# Written problem
Search the records for the word "title" and report each line that has it.
::::
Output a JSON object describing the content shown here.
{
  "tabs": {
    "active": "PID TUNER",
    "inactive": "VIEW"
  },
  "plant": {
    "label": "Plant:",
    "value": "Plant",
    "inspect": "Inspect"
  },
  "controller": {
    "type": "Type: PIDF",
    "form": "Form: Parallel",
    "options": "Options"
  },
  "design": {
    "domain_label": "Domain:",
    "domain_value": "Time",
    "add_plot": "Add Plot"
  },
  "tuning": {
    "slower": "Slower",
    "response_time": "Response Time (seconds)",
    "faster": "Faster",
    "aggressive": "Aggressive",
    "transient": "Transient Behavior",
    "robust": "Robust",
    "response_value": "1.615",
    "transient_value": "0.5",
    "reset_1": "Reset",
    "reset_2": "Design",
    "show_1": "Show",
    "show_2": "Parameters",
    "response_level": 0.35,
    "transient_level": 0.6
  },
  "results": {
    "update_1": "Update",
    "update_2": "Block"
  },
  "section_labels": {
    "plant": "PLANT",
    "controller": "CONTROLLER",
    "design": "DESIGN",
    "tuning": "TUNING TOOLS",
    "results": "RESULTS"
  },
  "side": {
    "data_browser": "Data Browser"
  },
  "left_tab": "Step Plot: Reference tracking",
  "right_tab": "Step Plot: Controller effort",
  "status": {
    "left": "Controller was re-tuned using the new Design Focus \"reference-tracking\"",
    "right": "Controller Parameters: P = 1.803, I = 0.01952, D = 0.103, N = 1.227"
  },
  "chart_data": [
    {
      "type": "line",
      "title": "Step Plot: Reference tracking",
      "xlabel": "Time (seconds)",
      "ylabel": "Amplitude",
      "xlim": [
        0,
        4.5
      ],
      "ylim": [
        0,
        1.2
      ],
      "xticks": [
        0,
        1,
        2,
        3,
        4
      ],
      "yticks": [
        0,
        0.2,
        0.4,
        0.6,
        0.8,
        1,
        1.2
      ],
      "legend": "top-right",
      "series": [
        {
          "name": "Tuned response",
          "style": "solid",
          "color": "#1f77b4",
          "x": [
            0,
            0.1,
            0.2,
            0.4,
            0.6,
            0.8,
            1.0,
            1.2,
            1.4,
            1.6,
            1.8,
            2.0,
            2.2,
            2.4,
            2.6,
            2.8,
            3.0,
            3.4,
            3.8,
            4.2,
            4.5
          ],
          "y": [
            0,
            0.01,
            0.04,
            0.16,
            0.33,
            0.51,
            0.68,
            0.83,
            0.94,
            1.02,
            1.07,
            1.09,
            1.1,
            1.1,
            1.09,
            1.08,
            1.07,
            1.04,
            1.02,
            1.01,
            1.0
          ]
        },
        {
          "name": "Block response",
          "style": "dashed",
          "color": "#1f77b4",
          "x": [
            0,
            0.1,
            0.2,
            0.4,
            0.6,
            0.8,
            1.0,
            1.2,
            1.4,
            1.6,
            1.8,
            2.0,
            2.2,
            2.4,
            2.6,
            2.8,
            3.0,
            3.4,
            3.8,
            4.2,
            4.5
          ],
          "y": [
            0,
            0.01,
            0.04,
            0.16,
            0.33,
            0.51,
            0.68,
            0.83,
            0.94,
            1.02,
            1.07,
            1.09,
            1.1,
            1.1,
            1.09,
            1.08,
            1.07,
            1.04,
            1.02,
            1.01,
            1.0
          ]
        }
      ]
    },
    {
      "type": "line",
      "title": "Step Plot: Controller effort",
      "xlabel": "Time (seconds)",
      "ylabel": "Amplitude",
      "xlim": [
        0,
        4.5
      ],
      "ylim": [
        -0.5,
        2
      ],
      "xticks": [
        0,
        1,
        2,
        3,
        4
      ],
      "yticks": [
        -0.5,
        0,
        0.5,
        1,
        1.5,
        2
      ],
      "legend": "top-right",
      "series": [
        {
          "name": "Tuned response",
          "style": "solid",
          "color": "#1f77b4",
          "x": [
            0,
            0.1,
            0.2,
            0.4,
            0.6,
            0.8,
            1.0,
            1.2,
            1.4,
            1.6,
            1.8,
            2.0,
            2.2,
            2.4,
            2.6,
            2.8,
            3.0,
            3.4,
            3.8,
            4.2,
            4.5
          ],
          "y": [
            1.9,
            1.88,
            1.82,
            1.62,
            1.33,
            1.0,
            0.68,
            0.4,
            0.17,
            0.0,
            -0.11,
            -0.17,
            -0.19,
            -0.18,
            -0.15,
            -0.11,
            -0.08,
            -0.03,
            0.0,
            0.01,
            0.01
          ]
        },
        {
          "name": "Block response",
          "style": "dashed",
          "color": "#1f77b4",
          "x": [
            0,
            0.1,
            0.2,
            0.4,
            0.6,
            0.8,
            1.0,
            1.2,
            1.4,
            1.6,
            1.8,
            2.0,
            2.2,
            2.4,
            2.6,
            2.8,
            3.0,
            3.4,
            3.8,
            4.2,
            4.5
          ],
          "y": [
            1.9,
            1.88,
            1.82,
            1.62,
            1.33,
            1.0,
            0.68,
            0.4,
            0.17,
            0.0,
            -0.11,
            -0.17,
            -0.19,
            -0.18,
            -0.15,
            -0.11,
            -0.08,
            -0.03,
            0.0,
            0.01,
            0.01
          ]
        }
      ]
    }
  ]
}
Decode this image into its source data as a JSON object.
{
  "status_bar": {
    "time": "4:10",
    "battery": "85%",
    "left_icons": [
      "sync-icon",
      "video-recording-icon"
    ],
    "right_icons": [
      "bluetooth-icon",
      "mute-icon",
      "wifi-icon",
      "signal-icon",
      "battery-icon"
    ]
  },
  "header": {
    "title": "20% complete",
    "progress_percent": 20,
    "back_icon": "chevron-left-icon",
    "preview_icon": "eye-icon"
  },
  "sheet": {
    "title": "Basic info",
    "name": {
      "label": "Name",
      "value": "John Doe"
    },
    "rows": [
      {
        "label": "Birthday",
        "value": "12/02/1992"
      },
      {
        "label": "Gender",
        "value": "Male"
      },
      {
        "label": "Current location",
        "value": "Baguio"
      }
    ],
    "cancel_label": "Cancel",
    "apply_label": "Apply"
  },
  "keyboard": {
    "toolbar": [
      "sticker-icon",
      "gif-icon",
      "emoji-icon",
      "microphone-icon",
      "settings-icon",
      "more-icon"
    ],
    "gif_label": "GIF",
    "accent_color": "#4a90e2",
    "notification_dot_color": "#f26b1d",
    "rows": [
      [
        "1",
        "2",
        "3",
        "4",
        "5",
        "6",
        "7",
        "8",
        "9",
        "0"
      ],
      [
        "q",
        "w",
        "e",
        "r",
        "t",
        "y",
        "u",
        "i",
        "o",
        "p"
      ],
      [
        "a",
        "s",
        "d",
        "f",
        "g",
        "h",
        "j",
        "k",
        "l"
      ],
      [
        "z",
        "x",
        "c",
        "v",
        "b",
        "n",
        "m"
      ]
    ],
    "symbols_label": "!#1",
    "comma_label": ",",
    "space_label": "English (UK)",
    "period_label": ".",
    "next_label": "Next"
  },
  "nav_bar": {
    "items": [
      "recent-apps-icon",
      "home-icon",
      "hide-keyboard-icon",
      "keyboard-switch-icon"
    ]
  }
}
::::
# Complete answer
      "title": "Step Plot: Reference tracking",
      "title": "Step Plot: Controller effort",
    "title": "20% complete",
    "title": "Basic info",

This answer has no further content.